Return each line of the listing below, unchanged, and omit the images.

(Dataset items)
+ + + + +

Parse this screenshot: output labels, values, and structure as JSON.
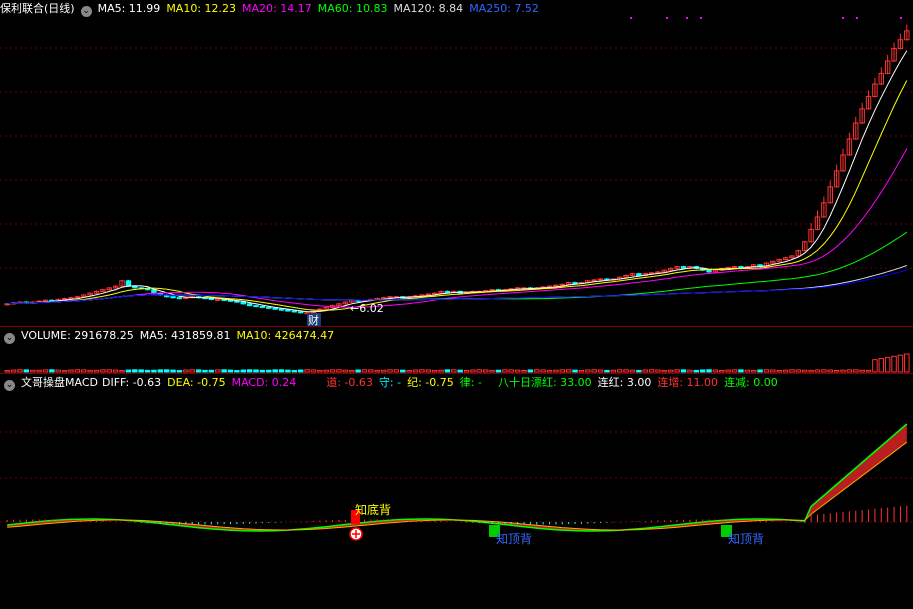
{
  "main_info": {
    "title": "保利联合(日线)",
    "ma5": "MA5: 11.99",
    "ma10": "MA10: 12.23",
    "ma20": "MA20: 14.17",
    "ma60": "MA60: 10.83",
    "ma120": "MA120: 8.84",
    "ma250": "MA250: 7.52"
  },
  "volume_info": {
    "volume": "VOLUME: 291678.25",
    "ma5": "MA5: 431859.81",
    "ma10": "MA10: 426474.47"
  },
  "macd_info": {
    "name": "文哥操盘MACD",
    "diff": "DIFF: -0.63",
    "dea": "DEA: -0.75",
    "macd": "MACD: 0.24",
    "dao": "道: -0.63",
    "shou": "守: -",
    "ji": "纪: -0.75",
    "lv": "律: -",
    "bashi": "八十日漂红: 33.00",
    "lianhong": "连红: 3.00",
    "lianzeng": "连增: 11.00",
    "lianjian": "连减: 0.00"
  },
  "annotations": {
    "low_price": "6.02",
    "cai_marker": "财",
    "bottom_div": "知底背",
    "top_div_1": "知顶背",
    "top_div_2": "知顶背"
  },
  "colors": {
    "ma5": "#ffffff",
    "ma10": "#ffff00",
    "ma20": "#ff00ff",
    "ma60": "#00ff00",
    "ma120": "#dddddd",
    "ma250": "#0000ff",
    "up": "#ff3333",
    "down": "#00ffff"
  },
  "chart_data": [
    {
      "type": "candlestick",
      "x": [
        1,
        2,
        3,
        4,
        5,
        6,
        7,
        8,
        9,
        10,
        11,
        12,
        13,
        14,
        15,
        16,
        17,
        18,
        19,
        20,
        21,
        22,
        23,
        24,
        25,
        26,
        27,
        28,
        29,
        30,
        31,
        32,
        33,
        34,
        35,
        36,
        37,
        38,
        39,
        40,
        41,
        42,
        43,
        44,
        45,
        46,
        47,
        48,
        49,
        50,
        51,
        52,
        53,
        54,
        55,
        56,
        57,
        58,
        59,
        60,
        61,
        62,
        63,
        64,
        65,
        66,
        67,
        68,
        69,
        70,
        71,
        72,
        73,
        74,
        75,
        76,
        77,
        78,
        79,
        80,
        81,
        82,
        83,
        84,
        85,
        86,
        87,
        88,
        89,
        90,
        91,
        92,
        93,
        94,
        95,
        96,
        97,
        98,
        99,
        100,
        101,
        102,
        103,
        104,
        105,
        106,
        107,
        108,
        109,
        110,
        111,
        112,
        113,
        114,
        115,
        116,
        117,
        118,
        119,
        120,
        121,
        122,
        123,
        124,
        125,
        126,
        127,
        128,
        129,
        130,
        131,
        132,
        133,
        134,
        135,
        136,
        137,
        138,
        139,
        140,
        141,
        142,
        143,
        144,
        145,
        146,
        147,
        148,
        149,
        150
      ],
      "close": [
        6.6,
        6.65,
        6.7,
        6.65,
        6.7,
        6.75,
        6.8,
        6.75,
        6.85,
        6.9,
        6.95,
        7.0,
        7.1,
        7.2,
        7.3,
        7.4,
        7.5,
        7.6,
        7.9,
        7.6,
        7.5,
        7.45,
        7.4,
        7.2,
        7.1,
        7.0,
        6.95,
        6.9,
        6.95,
        7.0,
        6.95,
        6.9,
        6.85,
        6.85,
        6.8,
        6.75,
        6.7,
        6.6,
        6.5,
        6.45,
        6.4,
        6.35,
        6.3,
        6.25,
        6.2,
        6.15,
        6.1,
        6.1,
        6.2,
        6.3,
        6.4,
        6.5,
        6.6,
        6.7,
        6.8,
        6.75,
        6.8,
        6.85,
        6.9,
        6.95,
        7.0,
        7.0,
        6.95,
        7.0,
        7.05,
        7.1,
        7.15,
        7.2,
        7.3,
        7.25,
        7.3,
        7.2,
        7.25,
        7.3,
        7.3,
        7.35,
        7.4,
        7.35,
        7.4,
        7.45,
        7.5,
        7.5,
        7.45,
        7.5,
        7.55,
        7.6,
        7.65,
        7.7,
        7.8,
        7.75,
        7.8,
        7.9,
        7.95,
        8.0,
        7.95,
        8.0,
        8.1,
        8.2,
        8.3,
        8.2,
        8.3,
        8.35,
        8.4,
        8.5,
        8.6,
        8.7,
        8.6,
        8.7,
        8.6,
        8.5,
        8.4,
        8.5,
        8.6,
        8.65,
        8.7,
        8.6,
        8.7,
        8.8,
        8.7,
        8.9,
        9.0,
        9.1,
        9.2,
        9.3,
        9.6,
        10.1,
        10.8,
        11.5,
        12.3,
        13.2,
        14.1,
        15.0,
        15.9,
        16.8,
        17.6,
        18.3,
        19.0,
        19.6,
        20.3,
        21.0,
        21.5,
        22.0
      ],
      "ylim": [
        6.02,
        22.0
      ],
      "annotations": [
        "6.02"
      ]
    },
    {
      "type": "bar",
      "name": "VOLUME",
      "values": [
        291678.25
      ],
      "ylim": [
        0,
        1000000
      ]
    },
    {
      "type": "line",
      "name": "MACD",
      "series": [
        {
          "name": "DIFF",
          "values": [
            -0.63
          ]
        },
        {
          "name": "DEA",
          "values": [
            -0.75
          ]
        },
        {
          "name": "MACD",
          "values": [
            0.24
          ]
        }
      ]
    }
  ]
}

+ + + + +

Finished answer:
Parse this screenshot: output labels, values, and structure as JSON.
{
  "main_info": {
    "title": "保利联合(日线)",
    "ma5": "MA5: 11.99",
    "ma10": "MA10: 12.23",
    "ma20": "MA20: 14.17",
    "ma60": "MA60: 10.83",
    "ma120": "MA120: 8.84",
    "ma250": "MA250: 7.52"
  },
  "volume_info": {
    "volume": "VOLUME: 291678.25",
    "ma5": "MA5: 431859.81",
    "ma10": "MA10: 426474.47"
  },
  "macd_info": {
    "name": "文哥操盘MACD",
    "diff": "DIFF: -0.63",
    "dea": "DEA: -0.75",
    "macd": "MACD: 0.24",
    "dao": "道: -0.63",
    "shou": "守: -",
    "ji": "纪: -0.75",
    "lv": "律: -",
    "bashi": "八十日漂红: 33.00",
    "lianhong": "连红: 3.00",
    "lianzeng": "连增: 11.00",
    "lianjian": "连减: 0.00"
  },
  "annotations": {
    "low_price": "6.02",
    "cai_marker": "财",
    "bottom_div": "知底背",
    "top_div_1": "知顶背",
    "top_div_2": "知顶背"
  },
  "colors": {
    "ma5": "#ffffff",
    "ma10": "#ffff00",
    "ma20": "#ff00ff",
    "ma60": "#00ff00",
    "ma120": "#dddddd",
    "ma250": "#0000ff",
    "up": "#ff3333",
    "down": "#00ffff"
  },
  "chart_data": [
    {
      "type": "candlestick",
      "x": [
        1,
        2,
        3,
        4,
        5,
        6,
        7,
        8,
        9,
        10,
        11,
        12,
        13,
        14,
        15,
        16,
        17,
        18,
        19,
        20,
        21,
        22,
        23,
        24,
        25,
        26,
        27,
        28,
        29,
        30,
        31,
        32,
        33,
        34,
        35,
        36,
        37,
        38,
        39,
        40,
        41,
        42,
        43,
        44,
        45,
        46,
        47,
        48,
        49,
        50,
        51,
        52,
        53,
        54,
        55,
        56,
        57,
        58,
        59,
        60,
        61,
        62,
        63,
        64,
        65,
        66,
        67,
        68,
        69,
        70,
        71,
        72,
        73,
        74,
        75,
        76,
        77,
        78,
        79,
        80,
        81,
        82,
        83,
        84,
        85,
        86,
        87,
        88,
        89,
        90,
        91,
        92,
        93,
        94,
        95,
        96,
        97,
        98,
        99,
        100,
        101,
        102,
        103,
        104,
        105,
        106,
        107,
        108,
        109,
        110,
        111,
        112,
        113,
        114,
        115,
        116,
        117,
        118,
        119,
        120,
        121,
        122,
        123,
        124,
        125,
        126,
        127,
        128,
        129,
        130,
        131,
        132,
        133,
        134,
        135,
        136,
        137,
        138,
        139,
        140,
        141,
        142,
        143,
        144,
        145,
        146,
        147,
        148,
        149,
        150
      ],
      "close": [
        6.6,
        6.65,
        6.7,
        6.65,
        6.7,
        6.75,
        6.8,
        6.75,
        6.85,
        6.9,
        6.95,
        7.0,
        7.1,
        7.2,
        7.3,
        7.4,
        7.5,
        7.6,
        7.9,
        7.6,
        7.5,
        7.45,
        7.4,
        7.2,
        7.1,
        7.0,
        6.95,
        6.9,
        6.95,
        7.0,
        6.95,
        6.9,
        6.85,
        6.85,
        6.8,
        6.75,
        6.7,
        6.6,
        6.5,
        6.45,
        6.4,
        6.35,
        6.3,
        6.25,
        6.2,
        6.15,
        6.1,
        6.1,
        6.2,
        6.3,
        6.4,
        6.5,
        6.6,
        6.7,
        6.8,
        6.75,
        6.8,
        6.85,
        6.9,
        6.95,
        7.0,
        7.0,
        6.95,
        7.0,
        7.05,
        7.1,
        7.15,
        7.2,
        7.3,
        7.25,
        7.3,
        7.2,
        7.25,
        7.3,
        7.3,
        7.35,
        7.4,
        7.35,
        7.4,
        7.45,
        7.5,
        7.5,
        7.45,
        7.5,
        7.55,
        7.6,
        7.65,
        7.7,
        7.8,
        7.75,
        7.8,
        7.9,
        7.95,
        8.0,
        7.95,
        8.0,
        8.1,
        8.2,
        8.3,
        8.2,
        8.3,
        8.35,
        8.4,
        8.5,
        8.6,
        8.7,
        8.6,
        8.7,
        8.6,
        8.5,
        8.4,
        8.5,
        8.6,
        8.65,
        8.7,
        8.6,
        8.7,
        8.8,
        8.7,
        8.9,
        9.0,
        9.1,
        9.2,
        9.3,
        9.6,
        10.1,
        10.8,
        11.5,
        12.3,
        13.2,
        14.1,
        15.0,
        15.9,
        16.8,
        17.6,
        18.3,
        19.0,
        19.6,
        20.3,
        21.0,
        21.5,
        22.0
      ],
      "ylim": [
        6.02,
        22.0
      ],
      "annotations": [
        "6.02"
      ]
    },
    {
      "type": "bar",
      "name": "VOLUME",
      "values": [
        291678.25
      ],
      "ylim": [
        0,
        1000000
      ]
    },
    {
      "type": "line",
      "name": "MACD",
      "series": [
        {
          "name": "DIFF",
          "values": [
            -0.63
          ]
        },
        {
          "name": "DEA",
          "values": [
            -0.75
          ]
        },
        {
          "name": "MACD",
          "values": [
            0.24
          ]
        }
      ]
    }
  ]
}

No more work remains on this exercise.